• To do: Filter the entries for the word "Dendritic". Copy each line in which it occurs.

• Supplied data:

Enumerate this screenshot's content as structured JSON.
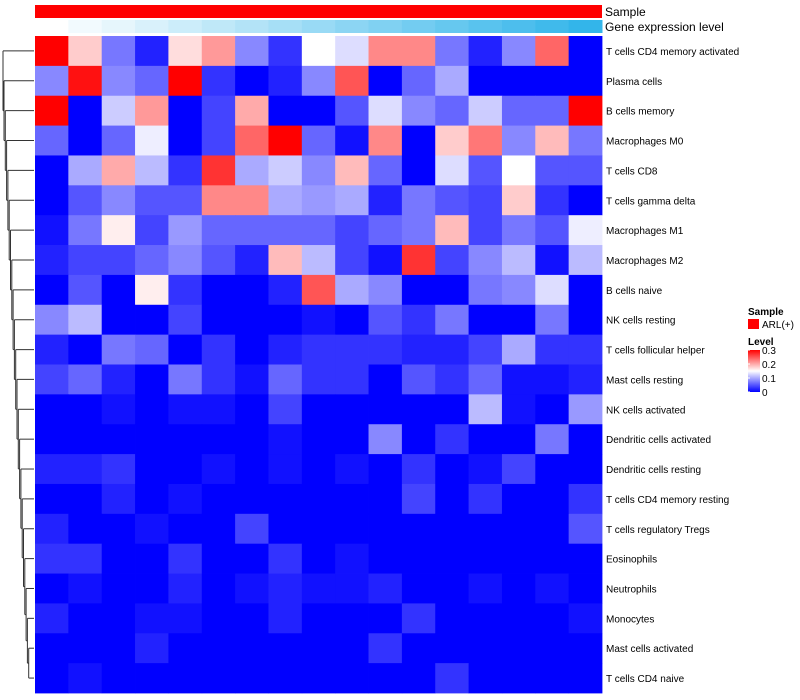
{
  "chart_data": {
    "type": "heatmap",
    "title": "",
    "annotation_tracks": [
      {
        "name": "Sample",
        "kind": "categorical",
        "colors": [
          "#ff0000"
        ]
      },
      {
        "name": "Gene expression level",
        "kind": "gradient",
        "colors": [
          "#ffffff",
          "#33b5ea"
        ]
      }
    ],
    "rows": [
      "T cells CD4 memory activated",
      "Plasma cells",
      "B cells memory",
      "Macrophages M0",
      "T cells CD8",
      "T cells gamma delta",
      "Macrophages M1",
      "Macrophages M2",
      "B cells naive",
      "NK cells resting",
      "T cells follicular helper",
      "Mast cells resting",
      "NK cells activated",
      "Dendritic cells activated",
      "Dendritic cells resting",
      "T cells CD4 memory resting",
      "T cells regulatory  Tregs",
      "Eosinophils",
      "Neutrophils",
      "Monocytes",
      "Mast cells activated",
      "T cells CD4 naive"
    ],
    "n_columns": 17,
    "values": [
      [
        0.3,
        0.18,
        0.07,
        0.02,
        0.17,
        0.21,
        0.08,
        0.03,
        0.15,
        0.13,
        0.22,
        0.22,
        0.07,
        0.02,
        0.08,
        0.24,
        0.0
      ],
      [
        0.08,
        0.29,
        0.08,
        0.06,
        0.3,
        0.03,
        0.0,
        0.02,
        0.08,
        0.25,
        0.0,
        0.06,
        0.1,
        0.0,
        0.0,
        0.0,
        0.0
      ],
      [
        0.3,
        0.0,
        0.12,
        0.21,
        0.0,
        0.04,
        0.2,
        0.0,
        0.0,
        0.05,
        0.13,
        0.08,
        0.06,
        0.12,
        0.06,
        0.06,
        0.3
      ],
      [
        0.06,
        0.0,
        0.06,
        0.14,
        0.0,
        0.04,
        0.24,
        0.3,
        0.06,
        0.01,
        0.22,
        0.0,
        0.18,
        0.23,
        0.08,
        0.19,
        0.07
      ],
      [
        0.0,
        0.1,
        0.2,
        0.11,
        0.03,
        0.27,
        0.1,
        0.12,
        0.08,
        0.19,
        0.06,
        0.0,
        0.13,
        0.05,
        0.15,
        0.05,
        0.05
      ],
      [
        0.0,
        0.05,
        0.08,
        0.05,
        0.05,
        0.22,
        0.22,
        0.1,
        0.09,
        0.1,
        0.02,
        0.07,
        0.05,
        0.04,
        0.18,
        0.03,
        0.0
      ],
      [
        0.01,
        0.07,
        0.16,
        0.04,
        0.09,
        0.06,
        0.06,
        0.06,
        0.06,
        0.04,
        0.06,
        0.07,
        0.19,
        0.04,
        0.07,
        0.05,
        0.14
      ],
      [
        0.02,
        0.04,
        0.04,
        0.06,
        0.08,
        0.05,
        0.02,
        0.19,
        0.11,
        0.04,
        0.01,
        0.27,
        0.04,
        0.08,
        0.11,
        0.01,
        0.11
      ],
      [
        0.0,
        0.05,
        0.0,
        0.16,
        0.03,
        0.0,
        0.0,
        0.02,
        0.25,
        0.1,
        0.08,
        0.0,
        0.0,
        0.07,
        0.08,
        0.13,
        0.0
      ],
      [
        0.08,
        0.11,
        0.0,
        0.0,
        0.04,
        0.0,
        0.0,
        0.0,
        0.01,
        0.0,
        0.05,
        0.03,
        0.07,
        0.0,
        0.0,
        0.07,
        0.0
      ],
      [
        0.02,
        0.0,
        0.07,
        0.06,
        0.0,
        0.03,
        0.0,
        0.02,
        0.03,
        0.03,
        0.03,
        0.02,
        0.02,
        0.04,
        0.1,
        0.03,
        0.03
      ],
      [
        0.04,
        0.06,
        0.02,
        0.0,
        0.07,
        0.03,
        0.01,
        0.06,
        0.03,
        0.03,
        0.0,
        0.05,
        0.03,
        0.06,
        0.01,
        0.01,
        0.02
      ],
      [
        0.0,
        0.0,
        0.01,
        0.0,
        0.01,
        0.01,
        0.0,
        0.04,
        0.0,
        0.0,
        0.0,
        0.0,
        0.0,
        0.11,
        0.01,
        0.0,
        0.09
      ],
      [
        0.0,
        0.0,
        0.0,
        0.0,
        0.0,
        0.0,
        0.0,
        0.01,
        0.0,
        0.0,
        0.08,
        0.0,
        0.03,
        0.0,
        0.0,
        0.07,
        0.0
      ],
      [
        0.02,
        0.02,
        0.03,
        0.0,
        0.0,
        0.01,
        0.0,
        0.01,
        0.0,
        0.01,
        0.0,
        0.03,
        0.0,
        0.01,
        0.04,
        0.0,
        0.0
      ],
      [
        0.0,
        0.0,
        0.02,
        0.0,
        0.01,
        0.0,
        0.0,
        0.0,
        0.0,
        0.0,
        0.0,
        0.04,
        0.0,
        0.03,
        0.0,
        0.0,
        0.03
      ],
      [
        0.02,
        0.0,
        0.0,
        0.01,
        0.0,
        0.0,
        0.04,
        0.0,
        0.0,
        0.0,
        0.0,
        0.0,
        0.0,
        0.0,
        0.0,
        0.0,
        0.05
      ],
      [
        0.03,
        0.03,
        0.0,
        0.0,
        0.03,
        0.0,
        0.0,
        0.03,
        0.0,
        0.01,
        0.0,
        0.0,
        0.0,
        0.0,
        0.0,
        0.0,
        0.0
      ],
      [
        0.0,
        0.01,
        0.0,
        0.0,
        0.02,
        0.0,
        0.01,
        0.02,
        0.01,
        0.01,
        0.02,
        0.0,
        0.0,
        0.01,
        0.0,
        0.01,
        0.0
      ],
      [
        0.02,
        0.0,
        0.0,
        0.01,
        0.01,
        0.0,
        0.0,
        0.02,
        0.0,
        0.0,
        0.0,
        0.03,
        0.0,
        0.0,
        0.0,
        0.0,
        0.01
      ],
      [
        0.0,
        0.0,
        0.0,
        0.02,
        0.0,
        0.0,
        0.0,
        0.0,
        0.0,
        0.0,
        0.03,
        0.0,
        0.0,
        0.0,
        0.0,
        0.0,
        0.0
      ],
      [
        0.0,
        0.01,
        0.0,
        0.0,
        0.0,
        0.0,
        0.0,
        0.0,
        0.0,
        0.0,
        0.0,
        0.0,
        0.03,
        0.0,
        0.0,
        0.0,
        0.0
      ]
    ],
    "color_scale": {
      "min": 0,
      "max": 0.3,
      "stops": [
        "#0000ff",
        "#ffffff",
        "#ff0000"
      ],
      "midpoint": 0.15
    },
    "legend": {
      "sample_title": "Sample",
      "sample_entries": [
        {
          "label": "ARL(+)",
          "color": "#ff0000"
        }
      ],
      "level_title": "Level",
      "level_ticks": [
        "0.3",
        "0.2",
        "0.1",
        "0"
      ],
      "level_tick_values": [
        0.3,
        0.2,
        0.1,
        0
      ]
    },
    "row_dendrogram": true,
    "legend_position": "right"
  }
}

• Answer section:
      "Dendritic cells activated",
      "Dendritic cells resting",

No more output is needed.